# Things to do
1. Please summarize the article on Israel's Arab communities in three sentences.
2. Duplicate everything in the article on Israel's Arab communities from "On this latest" down to "local high schools.".
Top of Text for analysis
Investing in Israel’s Arab Communities 

Arab Israelis represent approximately one in five citizens. Despite Hamas’s efforts to draw them into the conflict, Arab Israelis have remained steadfast and largely refrained from joining the war — a fact that deserves more recognition than it has received. Yet, while they are full citizens of the state, longstanding socioeconomic gaps persist.  

The Foundation has worked for more than a decade to narrow these gaps. We’ve invested in bootcamps to train Arab professionals to enter the hi-tech field and partnered with JDC Elka and the government to create Mawared, which established new positions within Arab municipalities to help them access approved funding. The Russell Berrie Galilee Diabetes SPHERE in the North partners directly with municipalities to help reduce the disproportionally high rates of diabetes and obesity that exist within Arab communities.  

Aiman Saif, partner at the Portland Trust, provides an overview of NorthMed and Sakhnin’s med-tech ecosystem.

On this latest trip, our Trustees and staff visited Sakhnin, where we saw how these investments intersect. At NorthMed, a med-tech hub we funded through The Portland Trust, we met Arab Technion graduates now employed at high-tech companies, municipal professionals trained through Mawared who have secured increased government funding, and health workers partnering with SPHERE to bring diabetes prevention programs into local high schools.   

Recent moves by coalition leaders to divert already-approved funds for Arab municipalities — including 220 million NIS redirected just this week — threaten to undo years of progress. For the people we met in Sakhnin, these are not abstract budget lines; they are the resources needed to create jobs, improve health outcomes, educate youth, and build cultural and civic infrastructure. And while the government is slowly advancing funds to rebuild the North after the devastation of the war, few of these resources will reach Arab municipalities. With roughly half of Israel’s Arab population living in these regions, efforts to rebuild cannot succeed without them.  

A Rising Generation with Clear Purpose 

Much of the past two years has hit the younger generation particularly hard, with them serving in the military and reserves while sustaining daily life at home. These young people are committed to building a more inclusive and resilient Israel.  

Shorok Heib works at one of the hi-tech companies in the NorthMed hub.

Among those we met were Reuven Taub, founder of Alenu, which seeks to harness “the grandchildren’s generation” to rewrite Israel’s story; Shir Nosatzki, co-founder and director of "Have You Seen the Horizon Lately?", which promotes Jewish-Arab political partnership; Naomi Niddam, a journalist who launched a unique crowdfunding model to support local investigative journalism; Amna Frej, who is empowering young Arab and Jewish girls to launch ventures in innovative green-tech; and Chen Shamir, whose Alumim program encourages young people to enter education by creating academic kibbutzim.  

Each is working on a different challenge— and there are scores more like them. What they share is a grounded sense of responsibility for the country’s future and a clarity about what needs to change. They are part of a generation that insists on being defined by what they intend to build, not what history has thrust upon them. Meeting them was one of the most hopeful parts of my trip. 

Looking Ahead 

Five weeks in Israel did not provide answers to larger and shifting geopolitical questions, but it offered a close view of how people are coping and organizing in real time. What stayed with me most was the work happening away from the headlines — people improving health systems, strengthening local institutions, and holding their communities together.  

They are part of a generation that insists on being defined by what they intend to build, not what history has thrust upon them.
— Idana Goldberg

The needs are significant, but so is the commitment of those doing the work. They are shaping what comes next, and we are fortunate to stand alongside them. 

The Beautiful Six chose to light candles in darkness. Across Israel, in municipal offices and tech hubs, in high schools and kibbutzim, others are doing the same. Not with wicks and wax, but with the hopeful, resolute effort of building what comes next.  

As 2026 begins, may this steady work bring us closer to the peace we seek.
Bottom of Text for analysis
Top of Extracted records
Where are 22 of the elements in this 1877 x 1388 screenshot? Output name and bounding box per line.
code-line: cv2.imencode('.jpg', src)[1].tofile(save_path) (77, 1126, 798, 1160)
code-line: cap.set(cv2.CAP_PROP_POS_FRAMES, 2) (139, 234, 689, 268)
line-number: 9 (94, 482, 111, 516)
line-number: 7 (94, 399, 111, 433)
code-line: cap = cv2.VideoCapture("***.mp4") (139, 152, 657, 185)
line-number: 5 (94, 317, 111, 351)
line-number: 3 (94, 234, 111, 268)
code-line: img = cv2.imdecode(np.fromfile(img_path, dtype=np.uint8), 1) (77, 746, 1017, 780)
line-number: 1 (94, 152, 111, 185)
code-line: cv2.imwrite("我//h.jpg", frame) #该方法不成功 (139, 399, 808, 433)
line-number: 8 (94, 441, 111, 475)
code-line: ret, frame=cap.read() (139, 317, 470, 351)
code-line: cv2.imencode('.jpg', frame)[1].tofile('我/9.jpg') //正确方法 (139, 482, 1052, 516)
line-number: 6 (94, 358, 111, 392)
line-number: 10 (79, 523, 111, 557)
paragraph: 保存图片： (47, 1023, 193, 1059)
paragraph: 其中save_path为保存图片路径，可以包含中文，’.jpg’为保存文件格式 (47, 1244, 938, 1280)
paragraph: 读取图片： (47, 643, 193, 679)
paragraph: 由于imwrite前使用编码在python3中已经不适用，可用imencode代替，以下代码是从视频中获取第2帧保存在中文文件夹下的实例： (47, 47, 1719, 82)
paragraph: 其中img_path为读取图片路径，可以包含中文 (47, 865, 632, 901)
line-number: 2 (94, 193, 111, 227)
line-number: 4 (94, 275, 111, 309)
Bottom of Extracted records
# Responses by item number
1. Arab Israelis make up about one in five citizens and have largely refrained from joining the war, yet longstanding socioeconomic gaps persist. For more than a decade the Foundation has worked to narrow those gaps through hi-tech bootcamps, the Mawared municipal initiative and the Galilee Diabetes SPHERE, and on a recent trip its Trustees and staff saw these efforts intersect in Sakhnin. Coalition moves to divert already-approved funds from Arab municipalities threaten to undo years of progress, while young Israelis met on the trip are working on different challenges with a shared sense of responsibility for the country's future.

2.
On this latest trip, our Trustees and staff visited Sakhnin, where we saw how these investments intersect. At NorthMed, a med-tech hub we funded through The Portland Trust, we met Arab Technion graduates now employed at high-tech companies, municipal professionals trained through Mawared who have secured increased government funding, and health workers partnering with SPHERE to bring diabetes prevention programs into local high schools.